• WORK TO COMPLETE:
Each entry below is to be given again word for word, with no pictures.

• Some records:
■ ■ ■ ■ ■ ■ ■

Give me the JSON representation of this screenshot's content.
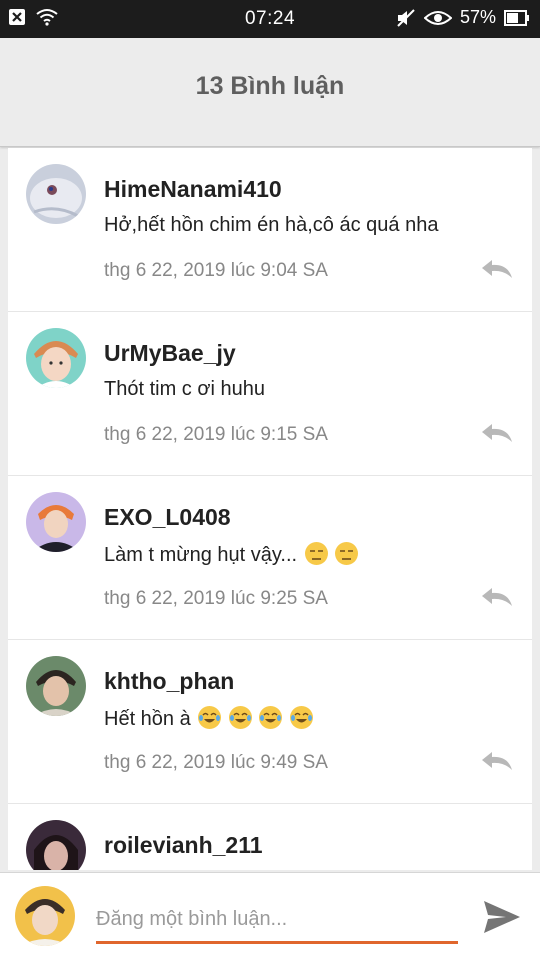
{
  "status_bar": {
    "time": "07:24",
    "battery": "57%",
    "icons": [
      "close-box-icon",
      "wifi-icon",
      "mute-icon",
      "eye-icon",
      "battery-icon"
    ]
  },
  "header": {
    "title": "13 Bình luận"
  },
  "comments": [
    {
      "username": "HimeNanami410",
      "text": "Hở,hết hồn chim én hà,cô ác quá nha",
      "timestamp": "thg 6 22, 2019 lúc 9:04 SA"
    },
    {
      "username": "UrMyBae_jy",
      "text": "Thót tim c ơi huhu",
      "timestamp": "thg 6 22, 2019 lúc 9:15 SA"
    },
    {
      "username": "EXO_L0408",
      "text": "Làm t mừng hụt vậy...",
      "emoji": [
        "unamused-emoji",
        "unamused-emoji"
      ],
      "timestamp": "thg 6 22, 2019 lúc 9:25 SA"
    },
    {
      "username": "khtho_phan",
      "text": "Hết hồn à",
      "emoji": [
        "tears-of-joy-emoji",
        "tears-of-joy-emoji",
        "tears-of-joy-emoji",
        "tears-of-joy-emoji"
      ],
      "timestamp": "thg 6 22, 2019 lúc 9:49 SA"
    },
    {
      "username": "roilevianh_211",
      "text": "",
      "timestamp": ""
    }
  ],
  "composer": {
    "placeholder": "Đăng một bình luận...",
    "value": "",
    "accent_color": "#e0662d"
  },
  "colors": {
    "status_bar": "#1c1c1c",
    "header_bg": "#ececec",
    "header_text": "#5f5f5f",
    "timestamp": "#888888"
  }
}
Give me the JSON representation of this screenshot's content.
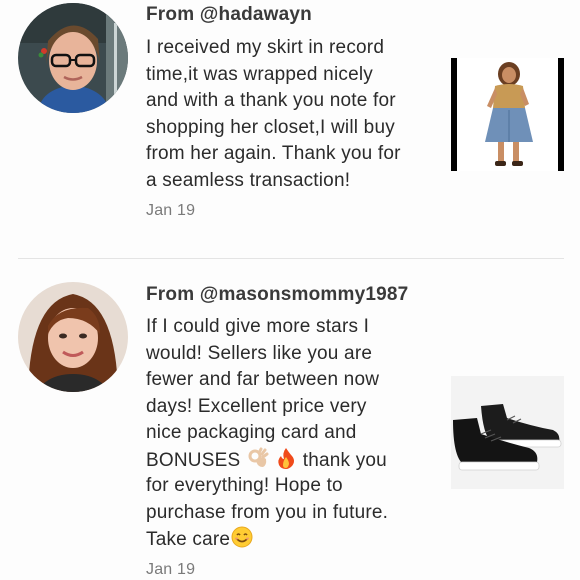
{
  "reviews": [
    {
      "from_prefix": "From ",
      "username": "@hadawayn",
      "lines": [
        "I received my skirt in record",
        "time,it was wrapped nicely",
        "and with a thank you note for",
        "shopping her closet,I will buy",
        "from her again. Thank you for",
        "a seamless transaction!"
      ],
      "date": "Jan 19",
      "avatar_icon": "person-photo-icon",
      "thumbnail_icon": "skirt-outfit-photo-icon"
    },
    {
      "from_prefix": "From ",
      "username": "@masonsmommy1987",
      "lines": [
        "If I could give more stars I",
        "would! Sellers like you are",
        "fewer and far between now",
        "days! Excellent price very",
        "nice packaging card and"
      ],
      "line6_before": "BONUSES ",
      "line6_after": " thank you",
      "lines_tail": [
        "for everything! Hope to",
        "purchase from you in future."
      ],
      "last_line": "Take care",
      "date": "Jan 19",
      "avatar_icon": "person-photo-icon",
      "thumbnail_icon": "black-sneakers-photo-icon",
      "emoji_icons": [
        "ok-hand-emoji-icon",
        "fire-emoji-icon",
        "smiling-face-emoji-icon"
      ]
    }
  ],
  "colors": {
    "username_text": "#3a3a3a",
    "body_text": "#2b2b2b",
    "date_text": "#7a7a7a",
    "divider": "#e4e4e4"
  }
}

■ ■ ■ ■ ■ ■ ■

• RESULT:
Give me the JSON representation of this screenshot's content.
{
  "status_bar": {
    "time": "07:24",
    "battery": "57%",
    "icons": [
      "close-box-icon",
      "wifi-icon",
      "mute-icon",
      "eye-icon",
      "battery-icon"
    ]
  },
  "header": {
    "title": "13 Bình luận"
  },
  "comments": [
    {
      "username": "HimeNanami410",
      "text": "Hở,hết hồn chim én hà,cô ác quá nha",
      "timestamp": "thg 6 22, 2019 lúc 9:04 SA"
    },
    {
      "username": "UrMyBae_jy",
      "text": "Thót tim c ơi huhu",
      "timestamp": "thg 6 22, 2019 lúc 9:15 SA"
    },
    {
      "username": "EXO_L0408",
      "text": "Làm t mừng hụt vậy...",
      "emoji": [
        "unamused-emoji",
        "unamused-emoji"
      ],
      "timestamp": "thg 6 22, 2019 lúc 9:25 SA"
    },
    {
      "username": "khtho_phan",
      "text": "Hết hồn à",
      "emoji": [
        "tears-of-joy-emoji",
        "tears-of-joy-emoji",
        "tears-of-joy-emoji",
        "tears-of-joy-emoji"
      ],
      "timestamp": "thg 6 22, 2019 lúc 9:49 SA"
    },
    {
      "username": "roilevianh_211",
      "text": "",
      "timestamp": ""
    }
  ],
  "composer": {
    "placeholder": "Đăng một bình luận...",
    "value": "",
    "accent_color": "#e0662d"
  },
  "colors": {
    "status_bar": "#1c1c1c",
    "header_bg": "#ececec",
    "header_text": "#5f5f5f",
    "timestamp": "#888888"
  }
}
Give me the JSON representation of this screenshot's content.
{
  "reviews": [
    {
      "from_prefix": "From ",
      "username": "@hadawayn",
      "lines": [
        "I received my skirt in record",
        "time,it was wrapped nicely",
        "and with a thank you note for",
        "shopping her closet,I will buy",
        "from her again. Thank you for",
        "a seamless transaction!"
      ],
      "date": "Jan 19",
      "avatar_icon": "person-photo-icon",
      "thumbnail_icon": "skirt-outfit-photo-icon"
    },
    {
      "from_prefix": "From ",
      "username": "@masonsmommy1987",
      "lines": [
        "If I could give more stars I",
        "would! Sellers like you are",
        "fewer and far between now",
        "days! Excellent price very",
        "nice packaging card and"
      ],
      "line6_before": "BONUSES ",
      "line6_after": " thank you",
      "lines_tail": [
        "for everything! Hope to",
        "purchase from you in future."
      ],
      "last_line": "Take care",
      "date": "Jan 19",
      "avatar_icon": "person-photo-icon",
      "thumbnail_icon": "black-sneakers-photo-icon",
      "emoji_icons": [
        "ok-hand-emoji-icon",
        "fire-emoji-icon",
        "smiling-face-emoji-icon"
      ]
    }
  ],
  "colors": {
    "username_text": "#3a3a3a",
    "body_text": "#2b2b2b",
    "date_text": "#7a7a7a",
    "divider": "#e4e4e4"
  }
}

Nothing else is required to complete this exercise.